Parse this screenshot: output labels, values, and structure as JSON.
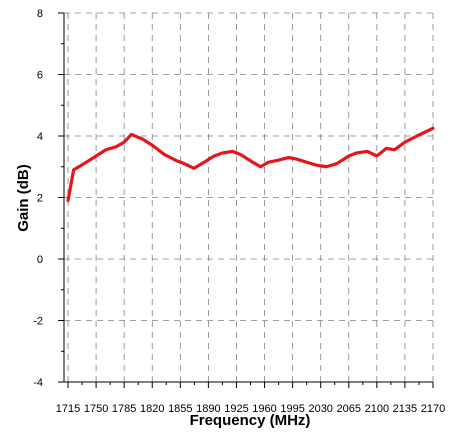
{
  "chart_data": {
    "type": "line",
    "title": "",
    "xlabel": "Frequency (MHz)",
    "ylabel": "Gain (dB)",
    "xlim": [
      1710,
      2170
    ],
    "ylim": [
      -4,
      8
    ],
    "xticks": [
      1715,
      1750,
      1785,
      1820,
      1855,
      1890,
      1925,
      1960,
      1995,
      2030,
      2065,
      2100,
      2135,
      2170
    ],
    "yticks": [
      -4,
      -2,
      0,
      2,
      4,
      6,
      8
    ],
    "grid": true,
    "series": [
      {
        "color": "#e8141b",
        "x": [
          1715,
          1722,
          1735,
          1750,
          1762,
          1775,
          1785,
          1794,
          1808,
          1820,
          1835,
          1850,
          1860,
          1872,
          1885,
          1897,
          1908,
          1920,
          1930,
          1945,
          1955,
          1965,
          1975,
          1990,
          2000,
          2012,
          2025,
          2037,
          2050,
          2065,
          2075,
          2088,
          2100,
          2112,
          2122,
          2135,
          2150,
          2170
        ],
        "y": [
          1.9,
          2.9,
          3.1,
          3.35,
          3.55,
          3.65,
          3.8,
          4.05,
          3.9,
          3.7,
          3.4,
          3.2,
          3.1,
          2.95,
          3.15,
          3.35,
          3.45,
          3.5,
          3.4,
          3.15,
          3.0,
          3.15,
          3.2,
          3.3,
          3.25,
          3.15,
          3.05,
          3.0,
          3.1,
          3.35,
          3.45,
          3.5,
          3.35,
          3.6,
          3.55,
          3.8,
          4.0,
          4.25
        ]
      }
    ]
  }
}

==*==

> Exercise
Copy the material above in full and exactly, skipping pictures.

> The output
Parse this screenshot: output labels, values, and structure as JSON.
{
  "chart_data": {
    "type": "line",
    "title": "",
    "xlabel": "Frequency (MHz)",
    "ylabel": "Gain (dB)",
    "xlim": [
      1710,
      2170
    ],
    "ylim": [
      -4,
      8
    ],
    "xticks": [
      1715,
      1750,
      1785,
      1820,
      1855,
      1890,
      1925,
      1960,
      1995,
      2030,
      2065,
      2100,
      2135,
      2170
    ],
    "yticks": [
      -4,
      -2,
      0,
      2,
      4,
      6,
      8
    ],
    "grid": true,
    "series": [
      {
        "color": "#e8141b",
        "x": [
          1715,
          1722,
          1735,
          1750,
          1762,
          1775,
          1785,
          1794,
          1808,
          1820,
          1835,
          1850,
          1860,
          1872,
          1885,
          1897,
          1908,
          1920,
          1930,
          1945,
          1955,
          1965,
          1975,
          1990,
          2000,
          2012,
          2025,
          2037,
          2050,
          2065,
          2075,
          2088,
          2100,
          2112,
          2122,
          2135,
          2150,
          2170
        ],
        "y": [
          1.9,
          2.9,
          3.1,
          3.35,
          3.55,
          3.65,
          3.8,
          4.05,
          3.9,
          3.7,
          3.4,
          3.2,
          3.1,
          2.95,
          3.15,
          3.35,
          3.45,
          3.5,
          3.4,
          3.15,
          3.0,
          3.15,
          3.2,
          3.3,
          3.25,
          3.15,
          3.05,
          3.0,
          3.1,
          3.35,
          3.45,
          3.5,
          3.35,
          3.6,
          3.55,
          3.8,
          4.0,
          4.25
        ]
      }
    ]
  }
}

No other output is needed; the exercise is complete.